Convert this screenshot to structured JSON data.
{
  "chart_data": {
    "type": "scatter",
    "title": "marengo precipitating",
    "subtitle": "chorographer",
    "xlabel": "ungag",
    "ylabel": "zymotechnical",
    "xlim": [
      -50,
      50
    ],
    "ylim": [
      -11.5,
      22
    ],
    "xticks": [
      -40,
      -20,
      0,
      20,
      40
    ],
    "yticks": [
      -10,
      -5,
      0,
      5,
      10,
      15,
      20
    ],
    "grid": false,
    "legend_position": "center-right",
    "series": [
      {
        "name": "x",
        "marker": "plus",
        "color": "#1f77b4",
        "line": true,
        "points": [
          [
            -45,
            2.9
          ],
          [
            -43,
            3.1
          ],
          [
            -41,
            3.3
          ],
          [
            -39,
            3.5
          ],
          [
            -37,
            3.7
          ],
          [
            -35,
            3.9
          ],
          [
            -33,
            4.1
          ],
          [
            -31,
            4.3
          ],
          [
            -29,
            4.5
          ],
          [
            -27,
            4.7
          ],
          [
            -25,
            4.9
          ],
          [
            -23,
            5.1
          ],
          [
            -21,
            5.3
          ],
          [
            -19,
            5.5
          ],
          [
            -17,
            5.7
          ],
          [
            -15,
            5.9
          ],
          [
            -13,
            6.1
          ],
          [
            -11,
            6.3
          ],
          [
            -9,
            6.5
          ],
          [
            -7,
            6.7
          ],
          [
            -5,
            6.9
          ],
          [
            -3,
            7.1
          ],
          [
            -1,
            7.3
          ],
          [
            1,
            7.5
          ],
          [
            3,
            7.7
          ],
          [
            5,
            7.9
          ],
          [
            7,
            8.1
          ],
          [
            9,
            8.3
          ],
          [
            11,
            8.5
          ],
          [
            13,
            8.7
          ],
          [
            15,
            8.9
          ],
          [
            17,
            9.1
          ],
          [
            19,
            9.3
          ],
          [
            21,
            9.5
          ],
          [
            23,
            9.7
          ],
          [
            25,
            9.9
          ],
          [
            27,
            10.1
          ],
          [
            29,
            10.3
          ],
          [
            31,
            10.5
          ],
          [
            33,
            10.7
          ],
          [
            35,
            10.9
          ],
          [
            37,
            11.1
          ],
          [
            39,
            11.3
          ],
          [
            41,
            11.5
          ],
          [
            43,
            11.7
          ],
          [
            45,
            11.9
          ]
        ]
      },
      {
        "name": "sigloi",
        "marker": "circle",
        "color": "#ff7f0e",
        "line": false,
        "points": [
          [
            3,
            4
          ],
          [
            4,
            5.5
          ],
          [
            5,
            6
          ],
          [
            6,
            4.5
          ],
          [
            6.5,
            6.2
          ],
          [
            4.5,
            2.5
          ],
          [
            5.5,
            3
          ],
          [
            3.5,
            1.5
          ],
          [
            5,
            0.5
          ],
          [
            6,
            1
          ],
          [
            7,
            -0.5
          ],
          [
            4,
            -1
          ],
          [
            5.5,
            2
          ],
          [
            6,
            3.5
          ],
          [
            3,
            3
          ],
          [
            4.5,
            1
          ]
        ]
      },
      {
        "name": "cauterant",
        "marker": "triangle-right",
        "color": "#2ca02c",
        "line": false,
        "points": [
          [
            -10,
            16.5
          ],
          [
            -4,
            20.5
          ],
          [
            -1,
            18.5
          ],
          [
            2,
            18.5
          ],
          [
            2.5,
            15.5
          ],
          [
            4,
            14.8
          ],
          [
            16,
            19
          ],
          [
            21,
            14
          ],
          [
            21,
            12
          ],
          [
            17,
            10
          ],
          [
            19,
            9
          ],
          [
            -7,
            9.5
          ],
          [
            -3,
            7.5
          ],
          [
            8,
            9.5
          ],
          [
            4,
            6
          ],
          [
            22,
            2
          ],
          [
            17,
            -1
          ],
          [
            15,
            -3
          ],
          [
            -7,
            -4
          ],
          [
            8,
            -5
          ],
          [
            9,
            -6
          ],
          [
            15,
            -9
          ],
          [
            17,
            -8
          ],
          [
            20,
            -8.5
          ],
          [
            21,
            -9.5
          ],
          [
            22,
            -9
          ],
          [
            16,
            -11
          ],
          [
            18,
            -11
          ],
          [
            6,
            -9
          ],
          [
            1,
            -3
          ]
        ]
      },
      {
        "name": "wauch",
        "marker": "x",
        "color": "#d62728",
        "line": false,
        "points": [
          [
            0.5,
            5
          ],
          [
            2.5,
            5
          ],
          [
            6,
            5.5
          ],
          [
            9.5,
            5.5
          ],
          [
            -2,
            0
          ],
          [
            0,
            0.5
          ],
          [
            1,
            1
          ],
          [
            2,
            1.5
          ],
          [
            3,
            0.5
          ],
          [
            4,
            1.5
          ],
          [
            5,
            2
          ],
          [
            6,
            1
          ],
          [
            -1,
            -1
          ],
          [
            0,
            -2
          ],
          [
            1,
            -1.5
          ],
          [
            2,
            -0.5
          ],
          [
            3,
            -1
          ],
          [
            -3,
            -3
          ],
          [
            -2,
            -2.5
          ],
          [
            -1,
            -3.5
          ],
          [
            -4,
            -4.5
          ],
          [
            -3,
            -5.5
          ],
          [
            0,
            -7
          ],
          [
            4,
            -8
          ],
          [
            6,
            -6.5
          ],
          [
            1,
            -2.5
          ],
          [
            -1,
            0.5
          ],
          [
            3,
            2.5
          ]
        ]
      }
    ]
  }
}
::::::::::
Copy down the whole of the data above, matching it exactly.

Convert this screenshot to structured JSON data.
{
  "chart_data": {
    "type": "scatter",
    "title": "marengo precipitating",
    "subtitle": "chorographer",
    "xlabel": "ungag",
    "ylabel": "zymotechnical",
    "xlim": [
      -50,
      50
    ],
    "ylim": [
      -11.5,
      22
    ],
    "xticks": [
      -40,
      -20,
      0,
      20,
      40
    ],
    "yticks": [
      -10,
      -5,
      0,
      5,
      10,
      15,
      20
    ],
    "grid": false,
    "legend_position": "center-right",
    "series": [
      {
        "name": "x",
        "marker": "plus",
        "color": "#1f77b4",
        "line": true,
        "points": [
          [
            -45,
            2.9
          ],
          [
            -43,
            3.1
          ],
          [
            -41,
            3.3
          ],
          [
            -39,
            3.5
          ],
          [
            -37,
            3.7
          ],
          [
            -35,
            3.9
          ],
          [
            -33,
            4.1
          ],
          [
            -31,
            4.3
          ],
          [
            -29,
            4.5
          ],
          [
            -27,
            4.7
          ],
          [
            -25,
            4.9
          ],
          [
            -23,
            5.1
          ],
          [
            -21,
            5.3
          ],
          [
            -19,
            5.5
          ],
          [
            -17,
            5.7
          ],
          [
            -15,
            5.9
          ],
          [
            -13,
            6.1
          ],
          [
            -11,
            6.3
          ],
          [
            -9,
            6.5
          ],
          [
            -7,
            6.7
          ],
          [
            -5,
            6.9
          ],
          [
            -3,
            7.1
          ],
          [
            -1,
            7.3
          ],
          [
            1,
            7.5
          ],
          [
            3,
            7.7
          ],
          [
            5,
            7.9
          ],
          [
            7,
            8.1
          ],
          [
            9,
            8.3
          ],
          [
            11,
            8.5
          ],
          [
            13,
            8.7
          ],
          [
            15,
            8.9
          ],
          [
            17,
            9.1
          ],
          [
            19,
            9.3
          ],
          [
            21,
            9.5
          ],
          [
            23,
            9.7
          ],
          [
            25,
            9.9
          ],
          [
            27,
            10.1
          ],
          [
            29,
            10.3
          ],
          [
            31,
            10.5
          ],
          [
            33,
            10.7
          ],
          [
            35,
            10.9
          ],
          [
            37,
            11.1
          ],
          [
            39,
            11.3
          ],
          [
            41,
            11.5
          ],
          [
            43,
            11.7
          ],
          [
            45,
            11.9
          ]
        ]
      },
      {
        "name": "sigloi",
        "marker": "circle",
        "color": "#ff7f0e",
        "line": false,
        "points": [
          [
            3,
            4
          ],
          [
            4,
            5.5
          ],
          [
            5,
            6
          ],
          [
            6,
            4.5
          ],
          [
            6.5,
            6.2
          ],
          [
            4.5,
            2.5
          ],
          [
            5.5,
            3
          ],
          [
            3.5,
            1.5
          ],
          [
            5,
            0.5
          ],
          [
            6,
            1
          ],
          [
            7,
            -0.5
          ],
          [
            4,
            -1
          ],
          [
            5.5,
            2
          ],
          [
            6,
            3.5
          ],
          [
            3,
            3
          ],
          [
            4.5,
            1
          ]
        ]
      },
      {
        "name": "cauterant",
        "marker": "triangle-right",
        "color": "#2ca02c",
        "line": false,
        "points": [
          [
            -10,
            16.5
          ],
          [
            -4,
            20.5
          ],
          [
            -1,
            18.5
          ],
          [
            2,
            18.5
          ],
          [
            2.5,
            15.5
          ],
          [
            4,
            14.8
          ],
          [
            16,
            19
          ],
          [
            21,
            14
          ],
          [
            21,
            12
          ],
          [
            17,
            10
          ],
          [
            19,
            9
          ],
          [
            -7,
            9.5
          ],
          [
            -3,
            7.5
          ],
          [
            8,
            9.5
          ],
          [
            4,
            6
          ],
          [
            22,
            2
          ],
          [
            17,
            -1
          ],
          [
            15,
            -3
          ],
          [
            -7,
            -4
          ],
          [
            8,
            -5
          ],
          [
            9,
            -6
          ],
          [
            15,
            -9
          ],
          [
            17,
            -8
          ],
          [
            20,
            -8.5
          ],
          [
            21,
            -9.5
          ],
          [
            22,
            -9
          ],
          [
            16,
            -11
          ],
          [
            18,
            -11
          ],
          [
            6,
            -9
          ],
          [
            1,
            -3
          ]
        ]
      },
      {
        "name": "wauch",
        "marker": "x",
        "color": "#d62728",
        "line": false,
        "points": [
          [
            0.5,
            5
          ],
          [
            2.5,
            5
          ],
          [
            6,
            5.5
          ],
          [
            9.5,
            5.5
          ],
          [
            -2,
            0
          ],
          [
            0,
            0.5
          ],
          [
            1,
            1
          ],
          [
            2,
            1.5
          ],
          [
            3,
            0.5
          ],
          [
            4,
            1.5
          ],
          [
            5,
            2
          ],
          [
            6,
            1
          ],
          [
            -1,
            -1
          ],
          [
            0,
            -2
          ],
          [
            1,
            -1.5
          ],
          [
            2,
            -0.5
          ],
          [
            3,
            -1
          ],
          [
            -3,
            -3
          ],
          [
            -2,
            -2.5
          ],
          [
            -1,
            -3.5
          ],
          [
            -4,
            -4.5
          ],
          [
            -3,
            -5.5
          ],
          [
            0,
            -7
          ],
          [
            4,
            -8
          ],
          [
            6,
            -6.5
          ],
          [
            1,
            -2.5
          ],
          [
            -1,
            0.5
          ],
          [
            3,
            2.5
          ]
        ]
      }
    ]
  }
}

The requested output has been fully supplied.